* BEGIN STORED ROWS *

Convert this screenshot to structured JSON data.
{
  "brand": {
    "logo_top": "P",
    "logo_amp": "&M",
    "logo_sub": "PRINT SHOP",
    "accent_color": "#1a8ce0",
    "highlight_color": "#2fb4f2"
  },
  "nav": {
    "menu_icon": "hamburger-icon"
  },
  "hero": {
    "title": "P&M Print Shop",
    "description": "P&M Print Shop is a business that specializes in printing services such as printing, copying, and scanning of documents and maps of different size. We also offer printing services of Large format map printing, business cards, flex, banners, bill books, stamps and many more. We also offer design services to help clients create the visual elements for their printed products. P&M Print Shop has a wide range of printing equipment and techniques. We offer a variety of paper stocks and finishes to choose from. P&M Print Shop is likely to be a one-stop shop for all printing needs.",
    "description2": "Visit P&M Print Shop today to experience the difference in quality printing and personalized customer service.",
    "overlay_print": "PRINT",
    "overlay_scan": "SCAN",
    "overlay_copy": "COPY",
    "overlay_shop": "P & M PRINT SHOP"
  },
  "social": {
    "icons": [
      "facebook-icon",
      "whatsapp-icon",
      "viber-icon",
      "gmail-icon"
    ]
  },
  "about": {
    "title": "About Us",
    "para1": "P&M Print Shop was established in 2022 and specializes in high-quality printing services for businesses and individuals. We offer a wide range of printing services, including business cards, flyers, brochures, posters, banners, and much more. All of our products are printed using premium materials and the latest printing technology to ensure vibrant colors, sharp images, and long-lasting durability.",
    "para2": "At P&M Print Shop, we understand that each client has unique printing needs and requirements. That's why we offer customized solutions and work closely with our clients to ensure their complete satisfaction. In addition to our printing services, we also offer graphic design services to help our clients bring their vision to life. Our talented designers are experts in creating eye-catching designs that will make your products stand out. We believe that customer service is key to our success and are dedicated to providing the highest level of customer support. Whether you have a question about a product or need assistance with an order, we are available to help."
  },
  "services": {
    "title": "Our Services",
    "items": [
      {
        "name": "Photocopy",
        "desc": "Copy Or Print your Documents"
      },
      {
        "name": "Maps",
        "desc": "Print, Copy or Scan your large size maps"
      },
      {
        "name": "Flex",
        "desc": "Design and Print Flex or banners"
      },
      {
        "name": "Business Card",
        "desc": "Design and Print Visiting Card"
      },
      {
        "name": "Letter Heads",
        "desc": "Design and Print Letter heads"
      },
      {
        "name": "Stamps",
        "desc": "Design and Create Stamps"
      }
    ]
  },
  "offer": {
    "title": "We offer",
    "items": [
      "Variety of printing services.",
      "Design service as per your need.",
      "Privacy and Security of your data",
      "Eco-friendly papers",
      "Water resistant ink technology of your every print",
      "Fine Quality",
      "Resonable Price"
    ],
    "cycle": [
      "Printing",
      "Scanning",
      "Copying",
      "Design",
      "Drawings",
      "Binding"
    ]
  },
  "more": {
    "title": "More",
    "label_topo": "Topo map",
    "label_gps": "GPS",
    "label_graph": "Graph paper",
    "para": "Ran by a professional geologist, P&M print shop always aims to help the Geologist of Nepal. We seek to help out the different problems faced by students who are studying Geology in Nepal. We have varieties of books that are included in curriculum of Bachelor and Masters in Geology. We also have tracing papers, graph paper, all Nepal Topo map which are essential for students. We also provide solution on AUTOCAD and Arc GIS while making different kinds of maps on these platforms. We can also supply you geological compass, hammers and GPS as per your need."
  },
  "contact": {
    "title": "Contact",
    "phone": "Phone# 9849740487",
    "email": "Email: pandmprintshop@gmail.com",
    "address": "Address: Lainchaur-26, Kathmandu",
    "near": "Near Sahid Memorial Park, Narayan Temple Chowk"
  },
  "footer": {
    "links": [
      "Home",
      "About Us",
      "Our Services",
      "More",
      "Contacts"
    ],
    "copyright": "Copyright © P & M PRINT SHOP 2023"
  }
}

* END STORED ROWS *

Reproduce all of the data exactly as given.

**PROBLEM SOLUTION:**
Convert this screenshot to structured JSON data.
{
  "brand": {
    "logo_top": "P",
    "logo_amp": "&M",
    "logo_sub": "PRINT SHOP",
    "accent_color": "#1a8ce0",
    "highlight_color": "#2fb4f2"
  },
  "nav": {
    "menu_icon": "hamburger-icon"
  },
  "hero": {
    "title": "P&M Print Shop",
    "description": "P&M Print Shop is a business that specializes in printing services such as printing, copying, and scanning of documents and maps of different size. We also offer printing services of Large format map printing, business cards, flex, banners, bill books, stamps and many more. We also offer design services to help clients create the visual elements for their printed products. P&M Print Shop has a wide range of printing equipment and techniques. We offer a variety of paper stocks and finishes to choose from. P&M Print Shop is likely to be a one-stop shop for all printing needs.",
    "description2": "Visit P&M Print Shop today to experience the difference in quality printing and personalized customer service.",
    "overlay_print": "PRINT",
    "overlay_scan": "SCAN",
    "overlay_copy": "COPY",
    "overlay_shop": "P & M PRINT SHOP"
  },
  "social": {
    "icons": [
      "facebook-icon",
      "whatsapp-icon",
      "viber-icon",
      "gmail-icon"
    ]
  },
  "about": {
    "title": "About Us",
    "para1": "P&M Print Shop was established in 2022 and specializes in high-quality printing services for businesses and individuals. We offer a wide range of printing services, including business cards, flyers, brochures, posters, banners, and much more. All of our products are printed using premium materials and the latest printing technology to ensure vibrant colors, sharp images, and long-lasting durability.",
    "para2": "At P&M Print Shop, we understand that each client has unique printing needs and requirements. That's why we offer customized solutions and work closely with our clients to ensure their complete satisfaction. In addition to our printing services, we also offer graphic design services to help our clients bring their vision to life. Our talented designers are experts in creating eye-catching designs that will make your products stand out. We believe that customer service is key to our success and are dedicated to providing the highest level of customer support. Whether you have a question about a product or need assistance with an order, we are available to help."
  },
  "services": {
    "title": "Our Services",
    "items": [
      {
        "name": "Photocopy",
        "desc": "Copy Or Print your Documents"
      },
      {
        "name": "Maps",
        "desc": "Print, Copy or Scan your large size maps"
      },
      {
        "name": "Flex",
        "desc": "Design and Print Flex or banners"
      },
      {
        "name": "Business Card",
        "desc": "Design and Print Visiting Card"
      },
      {
        "name": "Letter Heads",
        "desc": "Design and Print Letter heads"
      },
      {
        "name": "Stamps",
        "desc": "Design and Create Stamps"
      }
    ]
  },
  "offer": {
    "title": "We offer",
    "items": [
      "Variety of printing services.",
      "Design service as per your need.",
      "Privacy and Security of your data",
      "Eco-friendly papers",
      "Water resistant ink technology of your every print",
      "Fine Quality",
      "Resonable Price"
    ],
    "cycle": [
      "Printing",
      "Scanning",
      "Copying",
      "Design",
      "Drawings",
      "Binding"
    ]
  },
  "more": {
    "title": "More",
    "label_topo": "Topo map",
    "label_gps": "GPS",
    "label_graph": "Graph paper",
    "para": "Ran by a professional geologist, P&M print shop always aims to help the Geologist of Nepal. We seek to help out the different problems faced by students who are studying Geology in Nepal. We have varieties of books that are included in curriculum of Bachelor and Masters in Geology. We also have tracing papers, graph paper, all Nepal Topo map which are essential for students. We also provide solution on AUTOCAD and Arc GIS while making different kinds of maps on these platforms. We can also supply you geological compass, hammers and GPS as per your need."
  },
  "contact": {
    "title": "Contact",
    "phone": "Phone# 9849740487",
    "email": "Email: pandmprintshop@gmail.com",
    "address": "Address: Lainchaur-26, Kathmandu",
    "near": "Near Sahid Memorial Park, Narayan Temple Chowk"
  },
  "footer": {
    "links": [
      "Home",
      "About Us",
      "Our Services",
      "More",
      "Contacts"
    ],
    "copyright": "Copyright © P & M PRINT SHOP 2023"
  }
}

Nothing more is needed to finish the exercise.